(Stored data entries)
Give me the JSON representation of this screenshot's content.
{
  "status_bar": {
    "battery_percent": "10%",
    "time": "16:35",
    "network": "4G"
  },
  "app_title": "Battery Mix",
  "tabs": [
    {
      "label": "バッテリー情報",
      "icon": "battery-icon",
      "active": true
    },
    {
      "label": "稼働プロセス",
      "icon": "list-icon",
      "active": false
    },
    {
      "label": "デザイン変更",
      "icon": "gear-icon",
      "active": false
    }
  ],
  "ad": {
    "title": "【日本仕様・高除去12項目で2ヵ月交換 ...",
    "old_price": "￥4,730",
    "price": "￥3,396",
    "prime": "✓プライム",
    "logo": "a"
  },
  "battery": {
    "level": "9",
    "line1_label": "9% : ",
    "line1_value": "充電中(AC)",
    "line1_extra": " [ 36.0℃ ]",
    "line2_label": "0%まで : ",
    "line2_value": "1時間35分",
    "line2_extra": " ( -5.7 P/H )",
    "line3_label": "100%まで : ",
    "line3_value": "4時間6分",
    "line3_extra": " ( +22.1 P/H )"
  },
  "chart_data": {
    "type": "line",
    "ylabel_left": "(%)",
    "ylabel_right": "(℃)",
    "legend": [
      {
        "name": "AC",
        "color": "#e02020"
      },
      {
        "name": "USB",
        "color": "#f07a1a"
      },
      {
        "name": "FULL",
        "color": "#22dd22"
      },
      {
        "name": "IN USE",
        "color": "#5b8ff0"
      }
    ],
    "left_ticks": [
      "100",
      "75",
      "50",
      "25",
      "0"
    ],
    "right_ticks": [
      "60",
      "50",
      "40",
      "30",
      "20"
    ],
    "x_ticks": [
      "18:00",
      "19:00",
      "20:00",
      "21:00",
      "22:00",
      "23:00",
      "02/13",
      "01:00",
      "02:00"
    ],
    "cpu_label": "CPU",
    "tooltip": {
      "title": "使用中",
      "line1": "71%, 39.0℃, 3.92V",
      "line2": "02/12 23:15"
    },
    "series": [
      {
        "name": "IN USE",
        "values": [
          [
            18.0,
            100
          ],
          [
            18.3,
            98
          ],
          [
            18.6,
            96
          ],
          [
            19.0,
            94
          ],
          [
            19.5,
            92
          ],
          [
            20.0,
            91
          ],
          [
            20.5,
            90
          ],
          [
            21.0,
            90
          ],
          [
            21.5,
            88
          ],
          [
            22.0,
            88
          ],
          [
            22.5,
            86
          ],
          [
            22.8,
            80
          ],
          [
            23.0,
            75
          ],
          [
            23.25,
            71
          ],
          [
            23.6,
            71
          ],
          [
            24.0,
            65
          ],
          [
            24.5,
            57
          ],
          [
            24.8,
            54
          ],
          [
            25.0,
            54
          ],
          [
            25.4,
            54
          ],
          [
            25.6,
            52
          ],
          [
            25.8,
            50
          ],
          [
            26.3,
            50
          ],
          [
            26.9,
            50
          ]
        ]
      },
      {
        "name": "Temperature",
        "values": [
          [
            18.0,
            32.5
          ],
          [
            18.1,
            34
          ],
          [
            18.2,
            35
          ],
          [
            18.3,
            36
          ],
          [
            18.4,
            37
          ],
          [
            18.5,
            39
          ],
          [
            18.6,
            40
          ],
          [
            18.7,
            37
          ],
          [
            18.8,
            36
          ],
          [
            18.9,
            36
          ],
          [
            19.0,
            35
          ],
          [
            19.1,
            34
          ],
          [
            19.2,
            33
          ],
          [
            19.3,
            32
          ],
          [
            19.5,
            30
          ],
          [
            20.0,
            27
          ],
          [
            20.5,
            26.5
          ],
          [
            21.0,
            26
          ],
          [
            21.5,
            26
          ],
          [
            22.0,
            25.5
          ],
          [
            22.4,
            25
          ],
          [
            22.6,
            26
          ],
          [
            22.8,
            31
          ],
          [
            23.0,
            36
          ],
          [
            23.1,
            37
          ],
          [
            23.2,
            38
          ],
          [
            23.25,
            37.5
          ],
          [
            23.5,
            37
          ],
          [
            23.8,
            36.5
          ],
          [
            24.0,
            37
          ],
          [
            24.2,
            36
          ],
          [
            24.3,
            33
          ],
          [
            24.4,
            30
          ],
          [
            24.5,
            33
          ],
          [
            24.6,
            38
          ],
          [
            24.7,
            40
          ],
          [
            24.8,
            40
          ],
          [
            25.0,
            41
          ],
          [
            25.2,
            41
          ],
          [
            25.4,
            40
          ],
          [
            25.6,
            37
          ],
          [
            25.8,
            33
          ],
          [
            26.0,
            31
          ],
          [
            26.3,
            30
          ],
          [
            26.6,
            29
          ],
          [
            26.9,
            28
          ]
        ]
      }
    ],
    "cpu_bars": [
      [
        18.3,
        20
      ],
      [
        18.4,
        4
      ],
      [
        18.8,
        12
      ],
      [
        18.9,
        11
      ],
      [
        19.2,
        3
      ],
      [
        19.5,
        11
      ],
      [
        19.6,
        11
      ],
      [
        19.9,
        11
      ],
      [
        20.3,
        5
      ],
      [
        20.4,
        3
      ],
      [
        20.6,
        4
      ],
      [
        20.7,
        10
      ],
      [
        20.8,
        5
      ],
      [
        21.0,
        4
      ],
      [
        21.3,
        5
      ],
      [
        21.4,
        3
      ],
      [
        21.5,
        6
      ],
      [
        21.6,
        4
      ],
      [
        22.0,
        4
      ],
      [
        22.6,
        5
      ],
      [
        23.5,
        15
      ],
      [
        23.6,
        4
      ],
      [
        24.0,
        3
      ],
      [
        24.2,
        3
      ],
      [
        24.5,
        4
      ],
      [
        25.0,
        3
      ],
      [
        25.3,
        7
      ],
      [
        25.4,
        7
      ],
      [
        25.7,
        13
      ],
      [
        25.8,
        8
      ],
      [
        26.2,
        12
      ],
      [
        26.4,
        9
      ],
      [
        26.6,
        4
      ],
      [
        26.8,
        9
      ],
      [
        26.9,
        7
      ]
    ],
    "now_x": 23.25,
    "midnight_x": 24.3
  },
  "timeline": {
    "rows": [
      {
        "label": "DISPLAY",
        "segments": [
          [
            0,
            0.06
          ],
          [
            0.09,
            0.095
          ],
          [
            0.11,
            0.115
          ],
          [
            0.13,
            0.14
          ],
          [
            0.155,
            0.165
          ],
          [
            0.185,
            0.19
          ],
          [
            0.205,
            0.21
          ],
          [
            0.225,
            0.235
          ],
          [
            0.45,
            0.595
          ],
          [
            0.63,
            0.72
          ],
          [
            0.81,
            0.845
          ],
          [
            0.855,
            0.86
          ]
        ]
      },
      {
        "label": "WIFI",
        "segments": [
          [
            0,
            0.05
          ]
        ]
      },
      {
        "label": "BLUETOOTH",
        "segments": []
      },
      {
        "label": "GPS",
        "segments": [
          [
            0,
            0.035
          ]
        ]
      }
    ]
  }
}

PROBLEM DESCRIPTION >> Set down the material above again, word for word.

CORRECT OUTPUT >>
Give me the JSON representation of this screenshot's content.
{
  "status_bar": {
    "battery_percent": "10%",
    "time": "16:35",
    "network": "4G"
  },
  "app_title": "Battery Mix",
  "tabs": [
    {
      "label": "バッテリー情報",
      "icon": "battery-icon",
      "active": true
    },
    {
      "label": "稼働プロセス",
      "icon": "list-icon",
      "active": false
    },
    {
      "label": "デザイン変更",
      "icon": "gear-icon",
      "active": false
    }
  ],
  "ad": {
    "title": "【日本仕様・高除去12項目で2ヵ月交換 ...",
    "old_price": "￥4,730",
    "price": "￥3,396",
    "prime": "✓プライム",
    "logo": "a"
  },
  "battery": {
    "level": "9",
    "line1_label": "9% : ",
    "line1_value": "充電中(AC)",
    "line1_extra": " [ 36.0℃ ]",
    "line2_label": "0%まで : ",
    "line2_value": "1時間35分",
    "line2_extra": " ( -5.7 P/H )",
    "line3_label": "100%まで : ",
    "line3_value": "4時間6分",
    "line3_extra": " ( +22.1 P/H )"
  },
  "chart_data": {
    "type": "line",
    "ylabel_left": "(%)",
    "ylabel_right": "(℃)",
    "legend": [
      {
        "name": "AC",
        "color": "#e02020"
      },
      {
        "name": "USB",
        "color": "#f07a1a"
      },
      {
        "name": "FULL",
        "color": "#22dd22"
      },
      {
        "name": "IN USE",
        "color": "#5b8ff0"
      }
    ],
    "left_ticks": [
      "100",
      "75",
      "50",
      "25",
      "0"
    ],
    "right_ticks": [
      "60",
      "50",
      "40",
      "30",
      "20"
    ],
    "x_ticks": [
      "18:00",
      "19:00",
      "20:00",
      "21:00",
      "22:00",
      "23:00",
      "02/13",
      "01:00",
      "02:00"
    ],
    "cpu_label": "CPU",
    "tooltip": {
      "title": "使用中",
      "line1": "71%, 39.0℃, 3.92V",
      "line2": "02/12 23:15"
    },
    "series": [
      {
        "name": "IN USE",
        "values": [
          [
            18.0,
            100
          ],
          [
            18.3,
            98
          ],
          [
            18.6,
            96
          ],
          [
            19.0,
            94
          ],
          [
            19.5,
            92
          ],
          [
            20.0,
            91
          ],
          [
            20.5,
            90
          ],
          [
            21.0,
            90
          ],
          [
            21.5,
            88
          ],
          [
            22.0,
            88
          ],
          [
            22.5,
            86
          ],
          [
            22.8,
            80
          ],
          [
            23.0,
            75
          ],
          [
            23.25,
            71
          ],
          [
            23.6,
            71
          ],
          [
            24.0,
            65
          ],
          [
            24.5,
            57
          ],
          [
            24.8,
            54
          ],
          [
            25.0,
            54
          ],
          [
            25.4,
            54
          ],
          [
            25.6,
            52
          ],
          [
            25.8,
            50
          ],
          [
            26.3,
            50
          ],
          [
            26.9,
            50
          ]
        ]
      },
      {
        "name": "Temperature",
        "values": [
          [
            18.0,
            32.5
          ],
          [
            18.1,
            34
          ],
          [
            18.2,
            35
          ],
          [
            18.3,
            36
          ],
          [
            18.4,
            37
          ],
          [
            18.5,
            39
          ],
          [
            18.6,
            40
          ],
          [
            18.7,
            37
          ],
          [
            18.8,
            36
          ],
          [
            18.9,
            36
          ],
          [
            19.0,
            35
          ],
          [
            19.1,
            34
          ],
          [
            19.2,
            33
          ],
          [
            19.3,
            32
          ],
          [
            19.5,
            30
          ],
          [
            20.0,
            27
          ],
          [
            20.5,
            26.5
          ],
          [
            21.0,
            26
          ],
          [
            21.5,
            26
          ],
          [
            22.0,
            25.5
          ],
          [
            22.4,
            25
          ],
          [
            22.6,
            26
          ],
          [
            22.8,
            31
          ],
          [
            23.0,
            36
          ],
          [
            23.1,
            37
          ],
          [
            23.2,
            38
          ],
          [
            23.25,
            37.5
          ],
          [
            23.5,
            37
          ],
          [
            23.8,
            36.5
          ],
          [
            24.0,
            37
          ],
          [
            24.2,
            36
          ],
          [
            24.3,
            33
          ],
          [
            24.4,
            30
          ],
          [
            24.5,
            33
          ],
          [
            24.6,
            38
          ],
          [
            24.7,
            40
          ],
          [
            24.8,
            40
          ],
          [
            25.0,
            41
          ],
          [
            25.2,
            41
          ],
          [
            25.4,
            40
          ],
          [
            25.6,
            37
          ],
          [
            25.8,
            33
          ],
          [
            26.0,
            31
          ],
          [
            26.3,
            30
          ],
          [
            26.6,
            29
          ],
          [
            26.9,
            28
          ]
        ]
      }
    ],
    "cpu_bars": [
      [
        18.3,
        20
      ],
      [
        18.4,
        4
      ],
      [
        18.8,
        12
      ],
      [
        18.9,
        11
      ],
      [
        19.2,
        3
      ],
      [
        19.5,
        11
      ],
      [
        19.6,
        11
      ],
      [
        19.9,
        11
      ],
      [
        20.3,
        5
      ],
      [
        20.4,
        3
      ],
      [
        20.6,
        4
      ],
      [
        20.7,
        10
      ],
      [
        20.8,
        5
      ],
      [
        21.0,
        4
      ],
      [
        21.3,
        5
      ],
      [
        21.4,
        3
      ],
      [
        21.5,
        6
      ],
      [
        21.6,
        4
      ],
      [
        22.0,
        4
      ],
      [
        22.6,
        5
      ],
      [
        23.5,
        15
      ],
      [
        23.6,
        4
      ],
      [
        24.0,
        3
      ],
      [
        24.2,
        3
      ],
      [
        24.5,
        4
      ],
      [
        25.0,
        3
      ],
      [
        25.3,
        7
      ],
      [
        25.4,
        7
      ],
      [
        25.7,
        13
      ],
      [
        25.8,
        8
      ],
      [
        26.2,
        12
      ],
      [
        26.4,
        9
      ],
      [
        26.6,
        4
      ],
      [
        26.8,
        9
      ],
      [
        26.9,
        7
      ]
    ],
    "now_x": 23.25,
    "midnight_x": 24.3
  },
  "timeline": {
    "rows": [
      {
        "label": "DISPLAY",
        "segments": [
          [
            0,
            0.06
          ],
          [
            0.09,
            0.095
          ],
          [
            0.11,
            0.115
          ],
          [
            0.13,
            0.14
          ],
          [
            0.155,
            0.165
          ],
          [
            0.185,
            0.19
          ],
          [
            0.205,
            0.21
          ],
          [
            0.225,
            0.235
          ],
          [
            0.45,
            0.595
          ],
          [
            0.63,
            0.72
          ],
          [
            0.81,
            0.845
          ],
          [
            0.855,
            0.86
          ]
        ]
      },
      {
        "label": "WIFI",
        "segments": [
          [
            0,
            0.05
          ]
        ]
      },
      {
        "label": "BLUETOOTH",
        "segments": []
      },
      {
        "label": "GPS",
        "segments": [
          [
            0,
            0.035
          ]
        ]
      }
    ]
  }
}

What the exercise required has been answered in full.